▸ TASKS
a. Answer these questions about the post on two-fers, one line each:
(i) What term does the writer say a management consultant would use for a two-fer?
(ii) What kind of facility does Val work at?
(iii) What other name for pallets does the post give?
b. Carry on writing the post about two-fers, starting right after its last sentence.

▸ EXCERPT TO READ

Another Two-Fer
Well, I've been on the lookout for more of these "collateral benefits", in which an object or action has a byproduct that's as desirable as the primary intent.
Wow, that was not a very well-phrased sentence. I'd better go eat one of those grapes over there, as an incentive to start writing better.
Ah. What I'm trying to elaborate on are what my mom might call "two-fers," or a management consultant would tell you is a "win-win."
I remember one of the first times I ever considered this concept was a few years ago, when my friend Val told me about the new machine they'd installed at the pallet manufacturing facility where she works. The facility processes tons and tons of pallets. (You know pallets, right? Those lightweight wooden stands you see in warehouses, holding loads of cargo off the floor and enabling forklifts to pick them up. Usually about four feet by four feet, about six inches tall? Those things. Sometimes they're called "skids.")

▸ DATASET RECORDS
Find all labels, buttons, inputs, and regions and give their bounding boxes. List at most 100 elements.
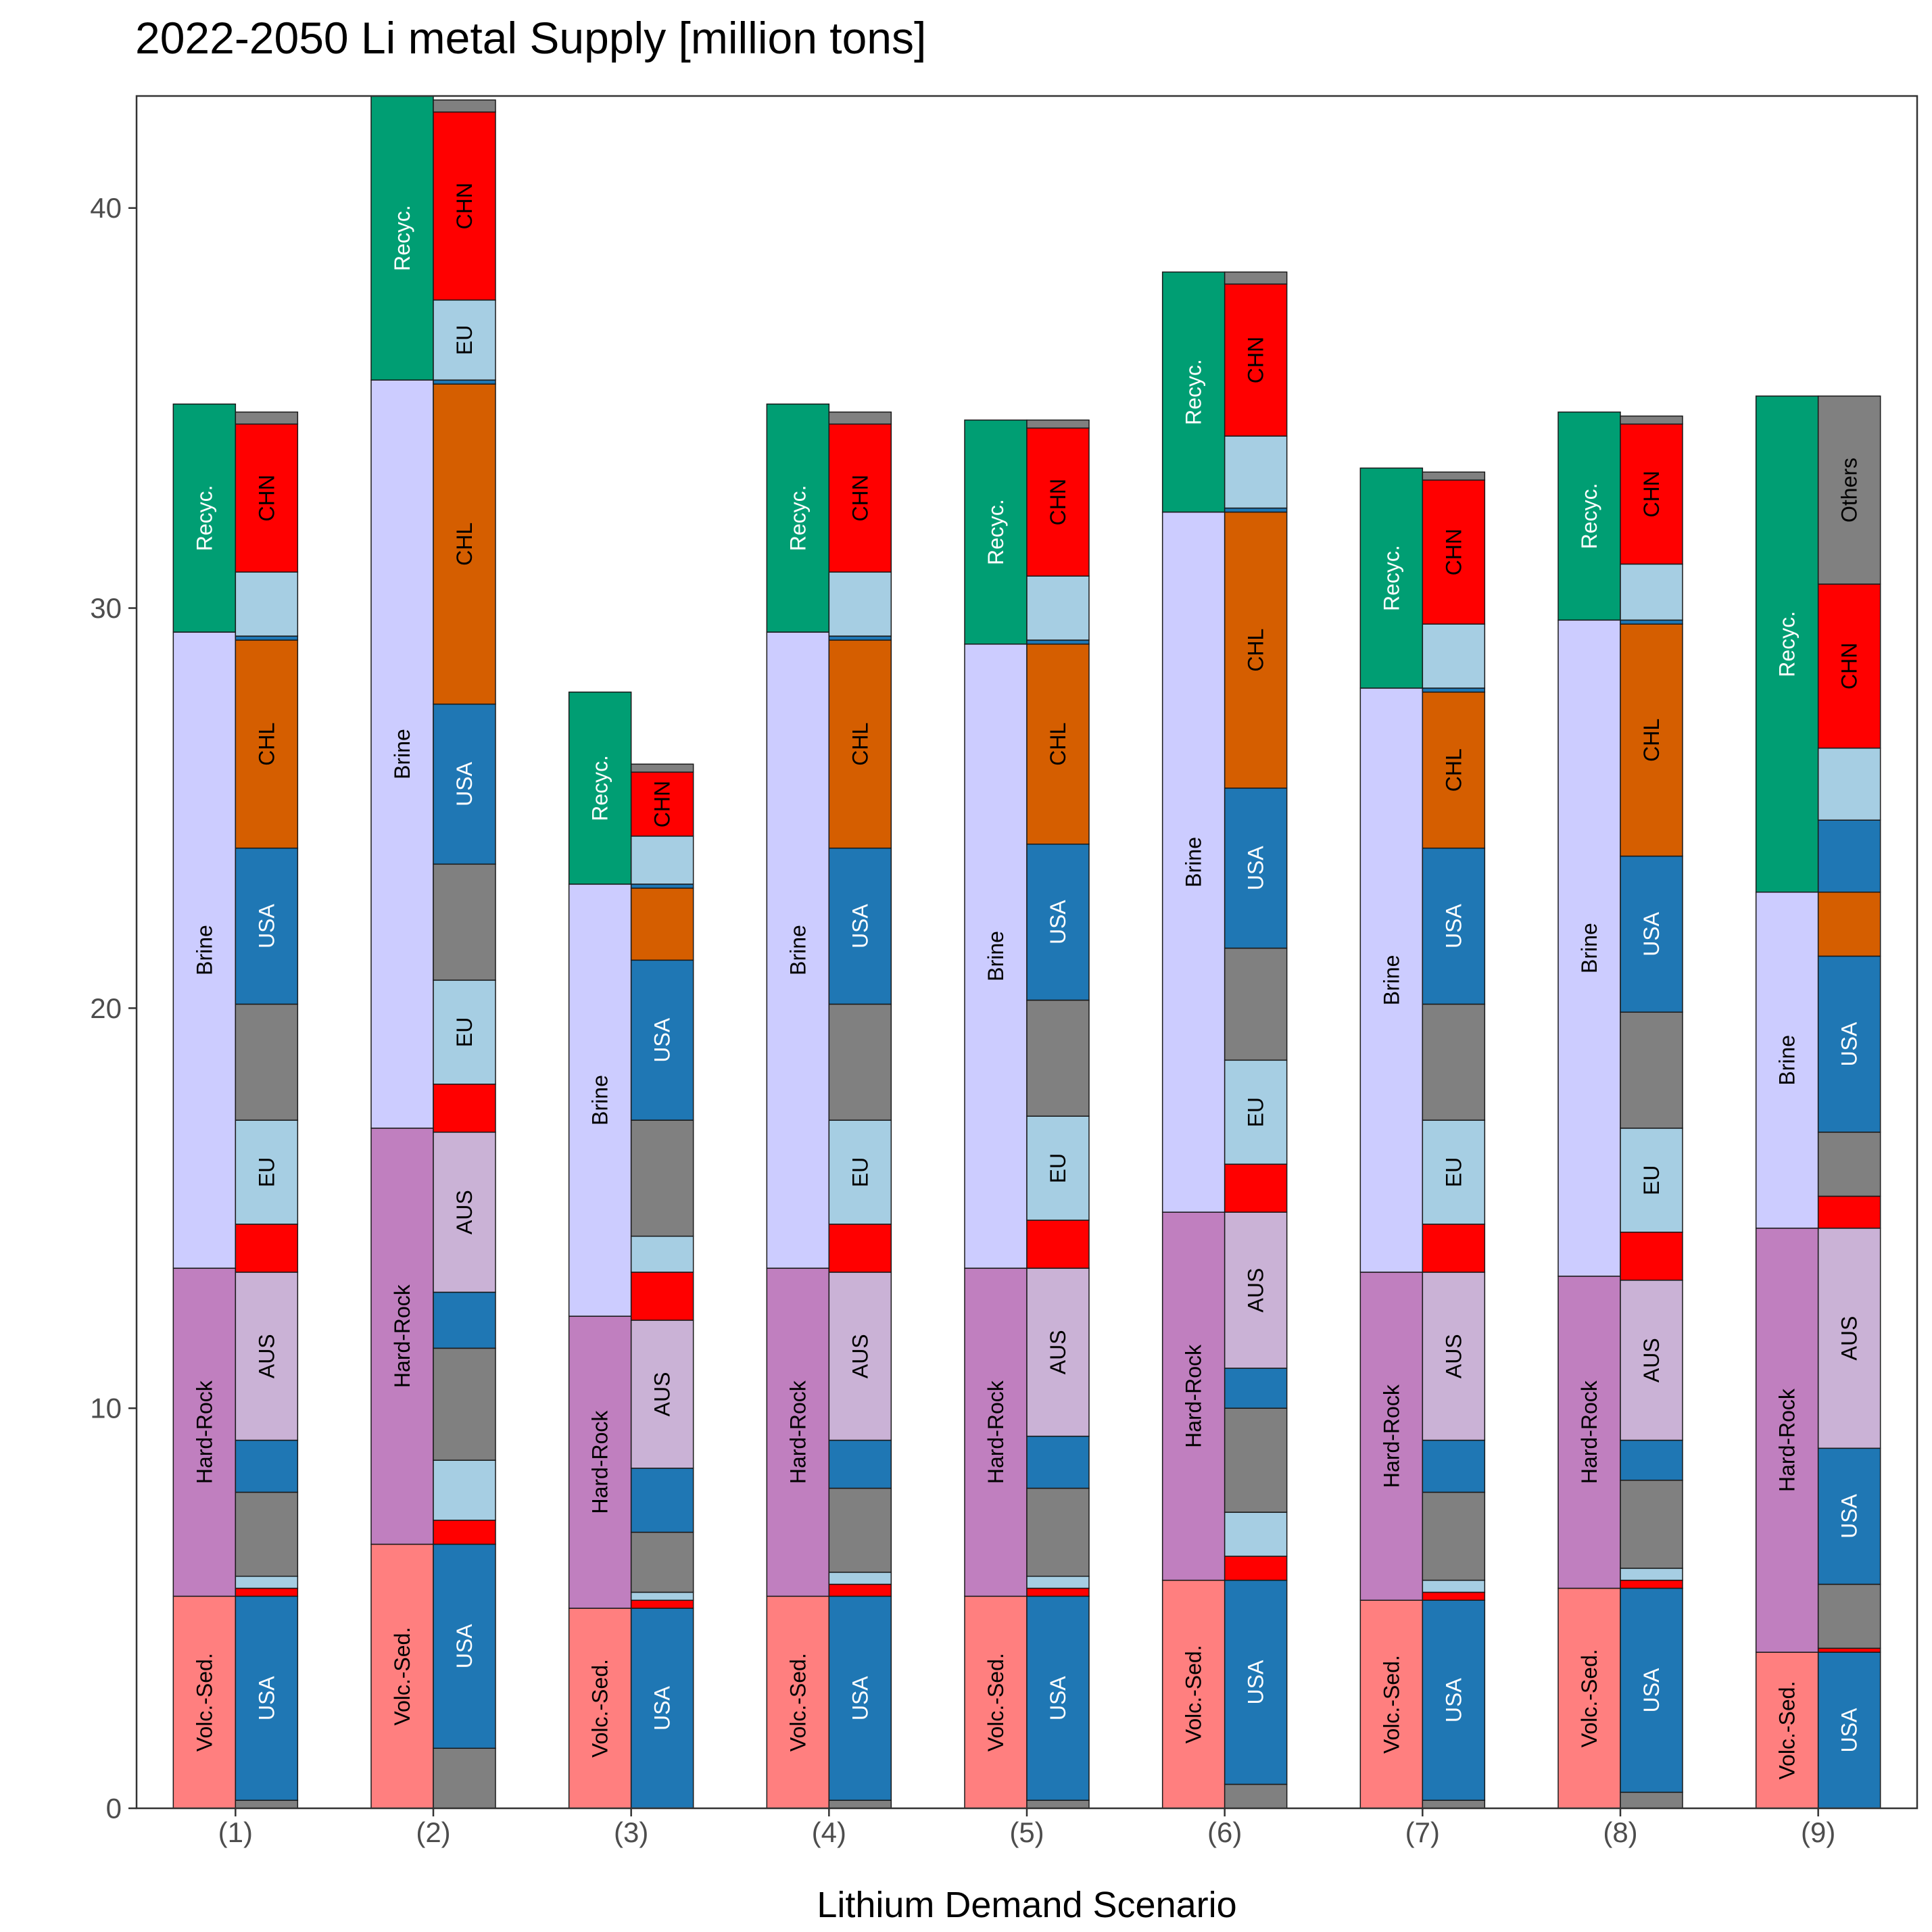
deposit-label-1-volc-sed-0: Volc.-Sed.: [192, 1653, 216, 1752]
deposit-label-6-recyc-3: Recyc.: [1182, 359, 1206, 425]
country-segment-2-usa-5: [433, 1291, 496, 1349]
country-segment-8-chn-2: [1620, 1579, 1683, 1589]
country-segment-3-usa-1: [630, 1608, 694, 1809]
country-segment-4-other-0: [828, 1800, 892, 1809]
country-segment-8-other-0: [1620, 1791, 1683, 1809]
country-label-3-usa-1: USA: [650, 1685, 675, 1730]
country-segment-4-eu-3: [828, 1572, 892, 1585]
country-segment-8-chn-14: [1620, 423, 1683, 565]
country-segment-1-other-4: [235, 1491, 299, 1577]
country-segment-4-other-9: [828, 1003, 892, 1121]
country-label-9-chn-11: CHN: [1837, 643, 1862, 690]
country-segment-5-other-15: [1026, 419, 1090, 429]
country-segment-4-chl-11: [828, 639, 892, 849]
country-segment-1-chn-7: [235, 1224, 299, 1273]
country-label-2-usa-1: USA: [452, 1624, 477, 1668]
deposit-segment-6-recyc-3: [1161, 271, 1226, 513]
deposit-label-8-hard-rock-1: Hard-Rock: [1577, 1380, 1601, 1484]
country-label-4-usa-1: USA: [848, 1676, 872, 1720]
x-axis-title: Lithium Demand Scenario: [817, 1885, 1236, 1925]
country-segment-4-usa-10: [828, 847, 892, 1005]
country-segment-8-usa-10: [1620, 855, 1683, 1013]
country-segment-7-usa-12: [1422, 687, 1486, 693]
y-tick-label-10: 10: [90, 1393, 122, 1424]
country-segment-8-usa-1: [1620, 1587, 1683, 1793]
country-label-5-chn-14: CHN: [1046, 479, 1070, 525]
deposit-segment-8-hard-rock-1: [1557, 1276, 1621, 1589]
country-segment-7-other-4: [1422, 1491, 1486, 1581]
country-label-4-chl-11: CHL: [848, 723, 872, 766]
deposit-label-4-recyc-3: Recyc.: [786, 485, 810, 551]
country-label-4-aus-6: AUS: [848, 1334, 872, 1378]
deposit-label-9-recyc-3: Recyc.: [1775, 611, 1800, 677]
country-label-2-chn-14: CHN: [452, 183, 477, 229]
country-label-3-usa-10: USA: [650, 1017, 675, 1062]
deposit-segment-6-brine-2: [1161, 511, 1226, 1213]
deposit-label-6-brine-2: Brine: [1182, 837, 1206, 888]
country-segment-6-chn-14: [1224, 283, 1288, 437]
country-segment-2-usa-1: [433, 1543, 496, 1749]
country-segment-6-chn-2: [1224, 1555, 1288, 1581]
country-label-9-others-12: Others: [1837, 458, 1862, 523]
country-segment-3-chn-14: [630, 771, 694, 837]
country-segment-3-other-4: [630, 1531, 694, 1593]
deposit-segment-2-brine-2: [370, 379, 434, 1129]
country-segment-1-other-0: [235, 1800, 299, 1809]
deposit-label-4-hard-rock-1: Hard-Rock: [786, 1380, 810, 1484]
country-segment-5-chn-2: [1026, 1587, 1090, 1597]
deposit-segment-3-volc-sed-0: [568, 1608, 632, 1809]
country-segment-4-usa-12: [828, 635, 892, 641]
country-label-1-aus-6: AUS: [254, 1334, 279, 1378]
deposit-segment-7-hard-rock-1: [1359, 1272, 1424, 1601]
deposit-label-2-recyc-3: Recyc.: [390, 205, 414, 271]
deposit-label-7-volc-sed-0: Volc.-Sed.: [1379, 1655, 1403, 1754]
country-segment-8-usa-12: [1620, 619, 1683, 625]
deposit-label-3-hard-rock-1: Hard-Rock: [588, 1410, 612, 1514]
country-segment-6-eu-8: [1224, 1059, 1288, 1165]
deposit-segment-7-brine-2: [1359, 687, 1424, 1273]
country-segment-5-eu-8: [1026, 1115, 1090, 1221]
country-segment-5-other-9: [1026, 999, 1090, 1117]
deposit-label-6-hard-rock-1: Hard-Rock: [1182, 1344, 1206, 1448]
country-segment-1-eu-8: [235, 1119, 299, 1225]
deposit-segment-1-brine-2: [172, 631, 237, 1269]
country-segment-1-usa-12: [235, 635, 299, 641]
country-segment-4-chn-14: [828, 423, 892, 573]
deposit-label-1-recyc-3: Recyc.: [192, 485, 216, 551]
x-tick-label-7: (7): [1405, 1816, 1440, 1848]
deposit-segment-3-brine-2: [568, 884, 632, 1317]
deposit-label-4-brine-2: Brine: [786, 925, 810, 975]
country-segment-9-other-6: [1817, 1132, 1881, 1197]
country-label-9-aus-4: AUS: [1837, 1316, 1862, 1361]
country-label-9-usa-0: USA: [1837, 1708, 1862, 1752]
country-segment-7-eu-8: [1422, 1119, 1486, 1225]
country-segment-6-usa-12: [1224, 507, 1288, 513]
deposit-label-3-recyc-3: Recyc.: [588, 755, 612, 821]
country-label-6-usa-1: USA: [1244, 1660, 1268, 1704]
bars-layer: Volc.-Sed. Hard-Rock Brine Recyc. USA AUS EU US…: [172, 95, 1881, 1809]
deposit-label-2-volc-sed-0: Volc.-Sed.: [390, 1627, 414, 1726]
deposit-segment-8-brine-2: [1557, 619, 1621, 1277]
country-segment-7-other-0: [1422, 1800, 1486, 1809]
country-segment-9-eu-10: [1817, 747, 1881, 821]
deposit-label-2-brine-2: Brine: [390, 729, 414, 779]
chart-title: 2022-2050 Li metal Supply [million tons]: [135, 13, 927, 63]
country-segment-8-other-4: [1620, 1479, 1683, 1569]
country-segment-5-other-0: [1026, 1800, 1090, 1809]
country-segment-9-chl-8: [1817, 891, 1881, 957]
country-label-7-eu-8: EU: [1441, 1157, 1466, 1187]
country-label-9-usa-3: USA: [1837, 1493, 1862, 1538]
country-label-8-eu-8: EU: [1639, 1165, 1664, 1195]
deposit-segment-7-recyc-3: [1359, 467, 1424, 689]
country-segment-2-other-9: [433, 863, 496, 981]
country-segment-6-other-4: [1224, 1407, 1288, 1513]
country-segment-1-usa-5: [235, 1439, 299, 1493]
country-segment-2-usa-10: [433, 703, 496, 865]
country-segment-7-chn-7: [1422, 1224, 1486, 1273]
deposit-segment-3-hard-rock-1: [568, 1315, 632, 1609]
deposit-segment-6-volc-sed-0: [1161, 1579, 1226, 1809]
country-segment-2-aus-6: [433, 1132, 496, 1293]
deposit-segment-5-recyc-3: [964, 419, 1028, 645]
country-segment-2-eu-8: [433, 980, 496, 1085]
country-segment-1-eu-13: [235, 571, 299, 637]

▸ EXERCISE ANSWERS
a.
(i) A "win-win."
(ii) A pallet manufacturing facility.
(iii) "Skids."

b.
Anyway, every day, they sent out truckloads of pallets to various warehouses and brought in truckloads more. The workers checked them over for cracked wood or loose nails, and repaired any pallets needing repair.
Some of the pallets, naturally, were too far gone to be repaired -- the wood was too splintered, or the structure was too compromised -- and Val's work had to pay for someone to come and haul away what was basically just scrap wood.
*Somebody* had a brilliant idea, though, and I'm not sure if Val told me who it was. They put in a giant shredder/chipper machine, and fed the unusable wood into that instead. Now they had something to do with all those excess pallets, and thus no need to pay for removal, and... (here's the two-fer) giant piles of shredded wood. So they opened a side business selling mulch.
The machine paid for itself within a year.
More tomorrow...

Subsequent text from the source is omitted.